----- Input -----

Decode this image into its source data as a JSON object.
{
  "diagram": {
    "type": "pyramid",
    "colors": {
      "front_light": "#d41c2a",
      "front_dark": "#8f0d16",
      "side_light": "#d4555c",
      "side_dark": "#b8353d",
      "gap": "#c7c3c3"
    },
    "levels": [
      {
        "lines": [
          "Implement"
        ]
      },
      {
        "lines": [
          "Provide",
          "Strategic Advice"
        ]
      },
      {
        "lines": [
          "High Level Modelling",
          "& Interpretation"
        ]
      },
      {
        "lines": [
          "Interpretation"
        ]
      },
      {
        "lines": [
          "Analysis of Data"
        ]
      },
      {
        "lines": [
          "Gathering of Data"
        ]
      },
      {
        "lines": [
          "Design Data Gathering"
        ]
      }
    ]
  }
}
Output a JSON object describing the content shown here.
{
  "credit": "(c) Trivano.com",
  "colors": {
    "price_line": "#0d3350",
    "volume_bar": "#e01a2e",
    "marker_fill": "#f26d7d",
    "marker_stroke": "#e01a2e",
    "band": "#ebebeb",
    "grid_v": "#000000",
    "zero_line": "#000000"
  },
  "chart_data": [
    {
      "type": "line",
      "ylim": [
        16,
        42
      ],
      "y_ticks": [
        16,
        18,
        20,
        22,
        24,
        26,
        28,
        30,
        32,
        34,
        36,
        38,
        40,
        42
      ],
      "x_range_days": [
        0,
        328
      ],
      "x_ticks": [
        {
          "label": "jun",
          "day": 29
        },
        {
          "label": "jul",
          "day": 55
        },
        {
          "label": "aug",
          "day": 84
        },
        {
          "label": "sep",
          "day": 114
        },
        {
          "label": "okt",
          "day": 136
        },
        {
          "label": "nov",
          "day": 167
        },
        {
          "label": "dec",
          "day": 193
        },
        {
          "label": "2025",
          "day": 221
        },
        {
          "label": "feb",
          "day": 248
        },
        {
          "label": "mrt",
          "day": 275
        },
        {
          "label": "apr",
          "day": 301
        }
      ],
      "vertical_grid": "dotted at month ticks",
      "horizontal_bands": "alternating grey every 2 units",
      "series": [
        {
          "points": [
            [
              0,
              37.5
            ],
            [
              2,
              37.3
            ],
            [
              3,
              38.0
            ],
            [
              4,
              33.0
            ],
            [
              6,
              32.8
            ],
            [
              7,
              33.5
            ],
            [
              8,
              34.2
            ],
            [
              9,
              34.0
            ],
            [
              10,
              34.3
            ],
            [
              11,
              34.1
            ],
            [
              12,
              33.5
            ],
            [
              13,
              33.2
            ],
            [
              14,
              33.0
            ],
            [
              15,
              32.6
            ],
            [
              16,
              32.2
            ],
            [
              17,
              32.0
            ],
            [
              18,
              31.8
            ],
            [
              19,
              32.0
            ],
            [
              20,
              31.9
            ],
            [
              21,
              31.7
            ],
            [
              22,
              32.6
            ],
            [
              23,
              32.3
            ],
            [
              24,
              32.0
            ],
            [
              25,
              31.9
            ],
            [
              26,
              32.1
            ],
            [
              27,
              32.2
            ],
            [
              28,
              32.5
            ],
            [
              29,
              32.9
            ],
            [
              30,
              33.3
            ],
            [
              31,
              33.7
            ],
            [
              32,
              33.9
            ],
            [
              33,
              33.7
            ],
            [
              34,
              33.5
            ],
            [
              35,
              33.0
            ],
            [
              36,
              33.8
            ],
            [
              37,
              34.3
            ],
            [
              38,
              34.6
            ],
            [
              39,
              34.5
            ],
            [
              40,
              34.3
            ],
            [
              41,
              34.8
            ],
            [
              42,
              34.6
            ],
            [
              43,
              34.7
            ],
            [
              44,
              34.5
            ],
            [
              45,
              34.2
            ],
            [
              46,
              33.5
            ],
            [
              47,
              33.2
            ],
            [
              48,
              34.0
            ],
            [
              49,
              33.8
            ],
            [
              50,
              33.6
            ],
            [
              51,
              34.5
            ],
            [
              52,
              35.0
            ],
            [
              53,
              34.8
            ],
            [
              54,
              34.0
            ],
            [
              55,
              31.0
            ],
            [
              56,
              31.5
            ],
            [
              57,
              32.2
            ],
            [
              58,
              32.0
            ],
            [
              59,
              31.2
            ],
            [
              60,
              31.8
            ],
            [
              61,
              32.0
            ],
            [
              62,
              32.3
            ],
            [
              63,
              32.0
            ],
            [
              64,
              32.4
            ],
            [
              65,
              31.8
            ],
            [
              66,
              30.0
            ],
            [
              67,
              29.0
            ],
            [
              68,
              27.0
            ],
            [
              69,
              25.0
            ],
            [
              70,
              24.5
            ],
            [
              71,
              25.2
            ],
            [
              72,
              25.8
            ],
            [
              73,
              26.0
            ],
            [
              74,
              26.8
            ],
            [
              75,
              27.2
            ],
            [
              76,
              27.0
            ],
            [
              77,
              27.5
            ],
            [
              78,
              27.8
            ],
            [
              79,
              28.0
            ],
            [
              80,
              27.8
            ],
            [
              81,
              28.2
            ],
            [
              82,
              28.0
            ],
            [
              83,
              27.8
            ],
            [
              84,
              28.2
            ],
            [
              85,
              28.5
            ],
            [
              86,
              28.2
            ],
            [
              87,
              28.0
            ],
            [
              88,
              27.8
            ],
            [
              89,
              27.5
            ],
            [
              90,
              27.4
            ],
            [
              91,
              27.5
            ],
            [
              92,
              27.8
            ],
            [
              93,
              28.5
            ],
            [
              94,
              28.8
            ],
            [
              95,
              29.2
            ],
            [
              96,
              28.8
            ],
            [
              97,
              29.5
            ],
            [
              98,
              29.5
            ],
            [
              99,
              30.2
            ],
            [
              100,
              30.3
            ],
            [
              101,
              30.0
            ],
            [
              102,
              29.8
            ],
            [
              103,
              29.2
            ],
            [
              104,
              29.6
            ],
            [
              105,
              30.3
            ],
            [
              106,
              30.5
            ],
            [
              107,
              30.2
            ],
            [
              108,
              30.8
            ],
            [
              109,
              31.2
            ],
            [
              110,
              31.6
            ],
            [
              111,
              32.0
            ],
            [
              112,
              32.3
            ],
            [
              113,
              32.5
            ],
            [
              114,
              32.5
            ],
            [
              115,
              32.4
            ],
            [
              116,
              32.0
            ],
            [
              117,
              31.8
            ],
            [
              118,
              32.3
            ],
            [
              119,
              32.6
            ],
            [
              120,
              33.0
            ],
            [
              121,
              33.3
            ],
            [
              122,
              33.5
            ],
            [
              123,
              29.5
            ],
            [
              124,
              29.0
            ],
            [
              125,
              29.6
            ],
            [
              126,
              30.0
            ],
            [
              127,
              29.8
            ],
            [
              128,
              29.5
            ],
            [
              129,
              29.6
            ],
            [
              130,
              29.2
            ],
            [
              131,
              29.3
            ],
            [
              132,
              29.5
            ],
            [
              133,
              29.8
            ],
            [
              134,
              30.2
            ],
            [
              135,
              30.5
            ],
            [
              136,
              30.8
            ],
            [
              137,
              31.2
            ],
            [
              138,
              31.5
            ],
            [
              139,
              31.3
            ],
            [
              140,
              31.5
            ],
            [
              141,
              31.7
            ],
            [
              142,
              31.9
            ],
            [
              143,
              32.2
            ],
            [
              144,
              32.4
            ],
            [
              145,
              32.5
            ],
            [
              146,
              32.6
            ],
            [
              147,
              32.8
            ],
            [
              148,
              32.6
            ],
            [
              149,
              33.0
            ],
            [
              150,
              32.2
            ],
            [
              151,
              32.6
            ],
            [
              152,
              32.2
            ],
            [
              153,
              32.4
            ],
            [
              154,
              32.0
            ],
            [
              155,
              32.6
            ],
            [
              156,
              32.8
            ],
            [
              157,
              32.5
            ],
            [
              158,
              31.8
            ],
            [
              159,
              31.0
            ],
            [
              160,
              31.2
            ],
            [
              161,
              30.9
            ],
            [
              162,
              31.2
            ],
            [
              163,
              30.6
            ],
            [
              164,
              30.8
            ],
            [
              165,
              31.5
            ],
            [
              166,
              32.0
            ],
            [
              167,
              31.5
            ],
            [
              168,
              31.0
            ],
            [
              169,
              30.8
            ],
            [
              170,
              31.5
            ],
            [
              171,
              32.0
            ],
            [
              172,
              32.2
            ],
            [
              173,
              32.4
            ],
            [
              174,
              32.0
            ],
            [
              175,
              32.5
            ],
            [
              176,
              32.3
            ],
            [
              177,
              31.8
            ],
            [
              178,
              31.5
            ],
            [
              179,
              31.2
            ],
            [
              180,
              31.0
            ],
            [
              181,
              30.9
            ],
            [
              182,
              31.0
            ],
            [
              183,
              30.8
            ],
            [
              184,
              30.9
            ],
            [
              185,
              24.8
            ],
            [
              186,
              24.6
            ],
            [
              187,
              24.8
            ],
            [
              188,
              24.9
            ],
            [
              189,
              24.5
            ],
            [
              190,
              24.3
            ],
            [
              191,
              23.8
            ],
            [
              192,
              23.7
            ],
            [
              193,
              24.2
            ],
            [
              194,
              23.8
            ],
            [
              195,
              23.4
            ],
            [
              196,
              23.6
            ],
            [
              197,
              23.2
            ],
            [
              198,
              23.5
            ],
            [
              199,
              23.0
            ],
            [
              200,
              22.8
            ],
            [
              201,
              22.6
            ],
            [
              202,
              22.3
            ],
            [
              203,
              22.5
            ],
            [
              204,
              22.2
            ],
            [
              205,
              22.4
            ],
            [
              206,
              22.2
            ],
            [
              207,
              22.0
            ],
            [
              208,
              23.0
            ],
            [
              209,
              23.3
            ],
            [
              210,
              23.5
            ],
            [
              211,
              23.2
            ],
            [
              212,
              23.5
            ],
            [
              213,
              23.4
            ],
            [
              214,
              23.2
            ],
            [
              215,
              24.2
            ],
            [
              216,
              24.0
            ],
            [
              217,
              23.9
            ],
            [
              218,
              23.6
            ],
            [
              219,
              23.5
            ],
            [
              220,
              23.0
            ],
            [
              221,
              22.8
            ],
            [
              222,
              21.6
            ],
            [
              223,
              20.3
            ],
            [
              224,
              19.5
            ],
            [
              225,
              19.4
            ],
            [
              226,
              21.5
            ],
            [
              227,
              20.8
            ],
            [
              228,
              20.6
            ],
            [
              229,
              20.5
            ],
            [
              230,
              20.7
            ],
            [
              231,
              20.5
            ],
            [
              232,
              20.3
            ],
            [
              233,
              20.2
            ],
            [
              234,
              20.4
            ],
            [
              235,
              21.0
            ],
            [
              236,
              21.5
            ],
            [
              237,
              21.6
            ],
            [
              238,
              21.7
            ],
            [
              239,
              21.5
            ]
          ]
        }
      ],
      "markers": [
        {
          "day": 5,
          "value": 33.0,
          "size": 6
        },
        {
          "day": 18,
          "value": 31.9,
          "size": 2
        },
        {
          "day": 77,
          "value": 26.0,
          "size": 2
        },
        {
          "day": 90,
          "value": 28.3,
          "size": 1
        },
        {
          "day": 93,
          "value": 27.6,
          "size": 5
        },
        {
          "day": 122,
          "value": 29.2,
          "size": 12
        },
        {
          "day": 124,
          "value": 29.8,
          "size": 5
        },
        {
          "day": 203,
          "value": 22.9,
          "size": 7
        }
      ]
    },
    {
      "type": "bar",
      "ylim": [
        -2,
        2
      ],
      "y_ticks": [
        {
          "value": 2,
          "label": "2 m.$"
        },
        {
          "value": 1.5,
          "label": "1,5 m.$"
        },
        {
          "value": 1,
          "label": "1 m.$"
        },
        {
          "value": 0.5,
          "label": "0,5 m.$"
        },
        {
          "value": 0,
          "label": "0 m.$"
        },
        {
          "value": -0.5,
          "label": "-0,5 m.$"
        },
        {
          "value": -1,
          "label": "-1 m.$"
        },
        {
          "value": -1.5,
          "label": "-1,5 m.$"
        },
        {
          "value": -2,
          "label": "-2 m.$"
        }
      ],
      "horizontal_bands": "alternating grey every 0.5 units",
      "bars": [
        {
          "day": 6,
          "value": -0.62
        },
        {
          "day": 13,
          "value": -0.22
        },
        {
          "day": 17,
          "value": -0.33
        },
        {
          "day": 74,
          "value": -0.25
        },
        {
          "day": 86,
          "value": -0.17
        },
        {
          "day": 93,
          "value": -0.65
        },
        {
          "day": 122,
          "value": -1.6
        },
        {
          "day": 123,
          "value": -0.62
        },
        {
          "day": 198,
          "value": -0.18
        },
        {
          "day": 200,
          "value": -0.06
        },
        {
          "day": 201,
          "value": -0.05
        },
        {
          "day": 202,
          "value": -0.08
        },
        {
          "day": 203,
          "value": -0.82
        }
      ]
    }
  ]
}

-----

Your reply is one number: how many lines of the records above contain the word "JSON".

## Exercise output
2